**Passage shown:**
_ _ _ _

While City Council wrangled over short-term rentals and the future of the city, I sat with the crowd in an overflow room. Here’s what I witnessed
Above: City Hall under renovation, file photo by Bill Rhodes.
The Aug. 25 Asheville City Council meeting saw a big fight over short-term rentals and their impact. Blade contributor Joy Chin, who’s written an in-depth analysis and opinion piece on the issue in our city, also attended. While I was covering the meeting from Council chambers, she was in an overflow room witnessing the audience’s reactions. Here’s her personal take on what happened. — David Forbes
For those who are unfamiliar, Asheville City Council meetings are fairly unique. Asheville is an opinionated and participatory city. People actually show up to Council meetings to make sure their voice is heard.
There are people who regularly attend to provide input on policy matters that ranges from the brilliant to the inane; there are also people who only show up when a particular issue hits home.
But how people behave depends a great deal on where they end up during these meetings. During particularly contentious meetings when there’s too many people to fit into Council chambers on City Hall’s second floor, the public is herded down to the first floor into a room with large monitors to watch proceedings live. In extreme cases, when that room’s full too, they’re also directed to the sixth floor.
This past week’s meeting was about Airbnb-style short-term rentals, which if you haven’t heard, are just a bit controversial here. People were spread all over the building: the second floor, the first floor, the sixth and whatever hallways they found themselves in.
With over 60 strongly opinionated people signed up to speak, this made for a chaotic situation, as people were unfamiliar with the building, unfamiliar with expected codes of behavior, unfamiliar with the particular rhythms of the meetings, and unfamiliar with the big picture and wonkish aspects of a brutally complicated, incredibly controversial issue that Council is forced to consider.
Despite arriving early, due to the large crowds I was herded down to the first floor, into the peanut gallery. The crowd was energized and angry; people made small talk as they prepared to battle for their self-interest. The majority of individuals were well-dressed in their REI-finery and what passes for professional wear in Asheville. A few showed up in suits.
Ages ranged from those in their 30s to 60s, and the crowd was overwhelmingly white. The first floor has a more relaxed and comfortable feel to it: there’s no battery of cops hanging around and poker-faced Council members on their wooden stands. While the Council chambers feel more like attending class in school — or even the most boring church on the planet — down in the peanut gallery there’s few authority figures to corral the crowd. People express themselves more honestly, more freely.
By the time City Council actually started the meeting, the crowd was already bored. As the meeting went through the rhythms of local government, discussing topics like naming a lobby and time capsules (and was that not a splendid celebration we had for veterans?), the crowd started to crack open books to read, pull out laptops, work on calendars, fiddled with their smart phones. This was not the battle they came for. Not yet.
The gentleman next to me mentioned the need for Snickers bars just to get through this; it started to dawn on the crowd that meetings can be very dry affairs. Quietly murmured conversations broke out in the room, and the raucous crowd in the hallways were having such a wonderful time that it was difficult to hear the proceedings over them.
The gentleman next to me explained that he was attending on behalf of his daughter. Short term rentals allowed her to afford to keep her house. He and his wife had moved here from Virginia, lived in a separate building on the property, and were working to help keep things running. He was out in the summer heat, mowing and battling kudzu. It was a family affair. I suggested goats for the kudzu and opined that his family didn’t actually seem like City Council’s target, but rather the corporate/commercial real estate investors poaching our housing market. He was unaware that such a phenomenon existed. Judging by the outraged responses of the crowd as various points of the homestay rules were discussed, they weren’t aware either.

_ _ _ _

**Set task:**
Can you carry on the account of the Aug. 25 Asheville City Council meeting on short-term rentals, starting right after its final sentence? The listing here comes from a different source than the account above.

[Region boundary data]
_ _ _ _

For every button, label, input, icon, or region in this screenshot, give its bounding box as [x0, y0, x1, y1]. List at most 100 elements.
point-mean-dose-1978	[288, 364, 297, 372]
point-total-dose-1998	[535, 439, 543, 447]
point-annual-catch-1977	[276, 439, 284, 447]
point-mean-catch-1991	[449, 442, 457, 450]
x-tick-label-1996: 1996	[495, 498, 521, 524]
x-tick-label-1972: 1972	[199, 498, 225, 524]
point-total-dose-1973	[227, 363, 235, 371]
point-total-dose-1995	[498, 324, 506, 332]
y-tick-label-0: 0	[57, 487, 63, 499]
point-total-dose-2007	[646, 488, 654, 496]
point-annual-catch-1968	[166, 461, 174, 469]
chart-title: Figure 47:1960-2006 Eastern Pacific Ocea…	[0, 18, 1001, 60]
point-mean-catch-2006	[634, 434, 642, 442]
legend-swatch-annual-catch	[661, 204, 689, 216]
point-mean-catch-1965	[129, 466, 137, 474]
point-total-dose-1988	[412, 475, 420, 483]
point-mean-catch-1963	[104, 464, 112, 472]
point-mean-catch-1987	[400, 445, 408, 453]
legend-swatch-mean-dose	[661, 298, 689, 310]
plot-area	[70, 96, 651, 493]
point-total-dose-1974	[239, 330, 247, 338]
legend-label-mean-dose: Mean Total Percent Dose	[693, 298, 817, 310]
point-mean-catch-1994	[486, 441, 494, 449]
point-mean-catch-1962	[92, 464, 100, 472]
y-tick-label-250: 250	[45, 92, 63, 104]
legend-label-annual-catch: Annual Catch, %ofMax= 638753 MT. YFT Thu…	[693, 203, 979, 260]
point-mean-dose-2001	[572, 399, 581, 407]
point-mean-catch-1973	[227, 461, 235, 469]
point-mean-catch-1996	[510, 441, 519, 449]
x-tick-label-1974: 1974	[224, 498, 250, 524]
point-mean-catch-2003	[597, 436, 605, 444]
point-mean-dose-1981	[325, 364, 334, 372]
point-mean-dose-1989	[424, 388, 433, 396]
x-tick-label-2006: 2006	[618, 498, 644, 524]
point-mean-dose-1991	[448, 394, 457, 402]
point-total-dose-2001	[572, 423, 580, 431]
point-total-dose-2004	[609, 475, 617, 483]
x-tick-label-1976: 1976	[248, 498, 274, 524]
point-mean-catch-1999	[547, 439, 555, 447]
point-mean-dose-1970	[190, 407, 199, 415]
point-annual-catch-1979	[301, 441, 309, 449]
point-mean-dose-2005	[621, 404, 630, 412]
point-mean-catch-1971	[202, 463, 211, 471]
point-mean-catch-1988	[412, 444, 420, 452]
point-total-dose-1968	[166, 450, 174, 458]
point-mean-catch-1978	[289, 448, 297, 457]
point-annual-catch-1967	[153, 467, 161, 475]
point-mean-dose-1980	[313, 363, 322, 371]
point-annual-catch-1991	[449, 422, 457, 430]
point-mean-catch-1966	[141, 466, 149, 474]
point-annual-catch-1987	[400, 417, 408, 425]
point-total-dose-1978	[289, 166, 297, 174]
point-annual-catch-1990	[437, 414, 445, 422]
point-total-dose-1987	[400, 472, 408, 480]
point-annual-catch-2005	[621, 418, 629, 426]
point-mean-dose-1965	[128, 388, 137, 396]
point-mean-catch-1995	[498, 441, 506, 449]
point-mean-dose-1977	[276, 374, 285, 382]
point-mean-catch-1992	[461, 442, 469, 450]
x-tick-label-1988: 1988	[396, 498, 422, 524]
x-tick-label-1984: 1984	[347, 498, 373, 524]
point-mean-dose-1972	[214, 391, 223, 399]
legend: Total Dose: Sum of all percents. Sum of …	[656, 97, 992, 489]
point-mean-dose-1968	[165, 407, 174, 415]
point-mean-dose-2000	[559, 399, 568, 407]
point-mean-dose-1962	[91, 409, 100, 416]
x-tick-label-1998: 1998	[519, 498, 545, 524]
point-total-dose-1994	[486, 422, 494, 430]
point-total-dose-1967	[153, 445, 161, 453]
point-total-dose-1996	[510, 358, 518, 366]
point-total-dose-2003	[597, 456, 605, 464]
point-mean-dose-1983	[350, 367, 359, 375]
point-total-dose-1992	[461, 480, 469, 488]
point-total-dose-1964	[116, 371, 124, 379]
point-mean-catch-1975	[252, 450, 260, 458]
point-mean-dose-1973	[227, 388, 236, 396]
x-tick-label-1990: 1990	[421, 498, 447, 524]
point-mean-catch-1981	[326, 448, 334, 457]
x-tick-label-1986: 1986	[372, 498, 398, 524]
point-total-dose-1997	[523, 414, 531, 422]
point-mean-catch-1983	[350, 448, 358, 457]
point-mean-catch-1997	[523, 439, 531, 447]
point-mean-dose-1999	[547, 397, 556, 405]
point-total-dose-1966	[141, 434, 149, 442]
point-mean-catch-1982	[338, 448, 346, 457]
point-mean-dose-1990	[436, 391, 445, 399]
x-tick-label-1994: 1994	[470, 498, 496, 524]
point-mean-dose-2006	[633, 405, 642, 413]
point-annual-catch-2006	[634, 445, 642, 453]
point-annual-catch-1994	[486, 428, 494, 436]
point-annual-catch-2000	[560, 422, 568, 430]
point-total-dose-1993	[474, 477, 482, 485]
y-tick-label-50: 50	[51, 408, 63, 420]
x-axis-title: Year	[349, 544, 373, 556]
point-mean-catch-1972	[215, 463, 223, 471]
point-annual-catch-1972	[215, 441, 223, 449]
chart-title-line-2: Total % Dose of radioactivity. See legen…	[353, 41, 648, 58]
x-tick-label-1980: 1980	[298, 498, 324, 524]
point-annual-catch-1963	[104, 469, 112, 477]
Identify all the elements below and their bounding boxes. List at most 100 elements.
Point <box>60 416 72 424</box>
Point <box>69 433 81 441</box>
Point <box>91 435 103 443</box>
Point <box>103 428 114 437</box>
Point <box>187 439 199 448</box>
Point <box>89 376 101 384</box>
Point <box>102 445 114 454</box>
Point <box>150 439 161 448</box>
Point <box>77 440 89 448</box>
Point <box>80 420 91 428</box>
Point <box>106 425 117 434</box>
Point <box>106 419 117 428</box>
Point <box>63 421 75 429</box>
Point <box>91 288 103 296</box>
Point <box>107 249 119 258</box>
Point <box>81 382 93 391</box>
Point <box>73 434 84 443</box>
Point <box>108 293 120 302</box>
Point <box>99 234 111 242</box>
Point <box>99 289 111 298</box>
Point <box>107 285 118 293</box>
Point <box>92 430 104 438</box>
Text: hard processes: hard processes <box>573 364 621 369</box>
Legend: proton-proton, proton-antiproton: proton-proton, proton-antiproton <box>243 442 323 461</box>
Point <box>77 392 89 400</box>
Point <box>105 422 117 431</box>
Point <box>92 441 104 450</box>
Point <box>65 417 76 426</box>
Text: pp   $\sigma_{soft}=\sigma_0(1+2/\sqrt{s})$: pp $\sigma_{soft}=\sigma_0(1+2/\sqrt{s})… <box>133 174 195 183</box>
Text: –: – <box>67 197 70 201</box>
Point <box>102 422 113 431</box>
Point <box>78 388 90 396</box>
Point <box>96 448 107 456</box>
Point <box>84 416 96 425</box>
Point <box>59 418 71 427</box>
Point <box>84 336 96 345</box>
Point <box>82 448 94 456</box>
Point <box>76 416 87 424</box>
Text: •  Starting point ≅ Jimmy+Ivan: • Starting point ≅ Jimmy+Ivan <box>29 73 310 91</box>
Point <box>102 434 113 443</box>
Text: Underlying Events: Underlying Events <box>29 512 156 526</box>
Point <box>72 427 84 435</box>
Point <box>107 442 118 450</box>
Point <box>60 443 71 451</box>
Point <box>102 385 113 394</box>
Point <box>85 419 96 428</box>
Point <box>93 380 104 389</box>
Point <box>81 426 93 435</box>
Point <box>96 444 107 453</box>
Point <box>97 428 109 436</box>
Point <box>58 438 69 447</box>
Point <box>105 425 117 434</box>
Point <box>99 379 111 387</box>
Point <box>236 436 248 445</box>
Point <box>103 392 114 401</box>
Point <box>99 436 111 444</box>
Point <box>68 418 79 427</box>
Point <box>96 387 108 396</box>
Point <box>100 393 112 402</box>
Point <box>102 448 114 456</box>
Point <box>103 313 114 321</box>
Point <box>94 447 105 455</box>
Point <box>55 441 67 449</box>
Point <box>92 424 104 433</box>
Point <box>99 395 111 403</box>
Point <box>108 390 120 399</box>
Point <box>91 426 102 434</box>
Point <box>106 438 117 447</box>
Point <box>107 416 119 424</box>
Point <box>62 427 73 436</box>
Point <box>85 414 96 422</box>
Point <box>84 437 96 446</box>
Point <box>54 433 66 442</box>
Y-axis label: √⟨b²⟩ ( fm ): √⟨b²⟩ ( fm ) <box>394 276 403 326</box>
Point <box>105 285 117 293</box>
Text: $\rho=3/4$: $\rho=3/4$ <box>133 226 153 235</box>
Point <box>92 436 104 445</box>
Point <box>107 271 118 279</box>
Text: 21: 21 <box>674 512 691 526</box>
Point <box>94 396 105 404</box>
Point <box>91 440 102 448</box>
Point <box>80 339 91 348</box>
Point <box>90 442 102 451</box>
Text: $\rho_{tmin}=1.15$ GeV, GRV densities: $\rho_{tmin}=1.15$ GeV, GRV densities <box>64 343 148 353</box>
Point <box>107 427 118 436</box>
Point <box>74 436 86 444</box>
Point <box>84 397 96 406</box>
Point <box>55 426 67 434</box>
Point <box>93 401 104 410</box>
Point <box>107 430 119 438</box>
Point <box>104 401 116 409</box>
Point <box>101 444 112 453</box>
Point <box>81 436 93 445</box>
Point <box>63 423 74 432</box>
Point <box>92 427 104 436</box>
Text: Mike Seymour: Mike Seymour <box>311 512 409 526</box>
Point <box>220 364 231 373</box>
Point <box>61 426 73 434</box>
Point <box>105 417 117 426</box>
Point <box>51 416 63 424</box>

_ _ _ _

**Task answer:**
When the topic at hand, the discussion of the homestay rules finally started, everyone immediately went silent and snapped to attention. Those half nodding off to sleep became alert. Books and laptops closed. The party in the hallways abruptly ended. Minds were focused; bodies tense.
The mayor tried to head off some of the confusion and rage by explaining that short term rentals, including Airbnbs, are already illegal in the city, and that what was up for debate were the homestay rules – and later, fines for those banned short-terms. These proposed rules were an attempt to legalize some aspects of short term rentals for the locals, but also to keep out the predatory real estate investors who do not care about our community. While she explained them as clearly as anyone could, anger started to rise in the crowd and they were perhaps even more confused than before.
As each new proposed change to the rules was read aloud, the crowd started cheering for things relaxed, or grumbling for things tightened up. The fact that full kitchens would not be allowed under the proposed rules was a particularly outrageous point for this relatively well-heeled crowd. A full kitchen! Outrageous! They’d spent so much money putting in that second kitchen for their (illegal) short term rental! How else where they supposed to afford staying in their home?
After the presentation of the proposed rules, and some questions from Council regarding the rules in an attempt to clarify them, the public spoke. There were multiple people admitting on the record, in front of Council and the world, that they were running illegal Airbnbs. There were demands that the Council stop trying to regulate anything at all, and let the free market play out – allow some of the locals to tap into those juicy tourist dollars.
Why should the hoteliers be the only ones to profit? Surely there’s enough demand to go around. All those cars in already crowded streets are not a problem. The fact that entire residential areas, entire neighborhoods, could be hollowed out for flighty drunken tourists (as has happened in other cities around the world) is also not a problem. Not their problem, at least.
There were also people admitting that they contacted the city to see if it would be legal to rent out their home or an accessory building for the short term rental market. One man said he had been told it was illegal, but unenforced… so he went ahead and started renting anyway.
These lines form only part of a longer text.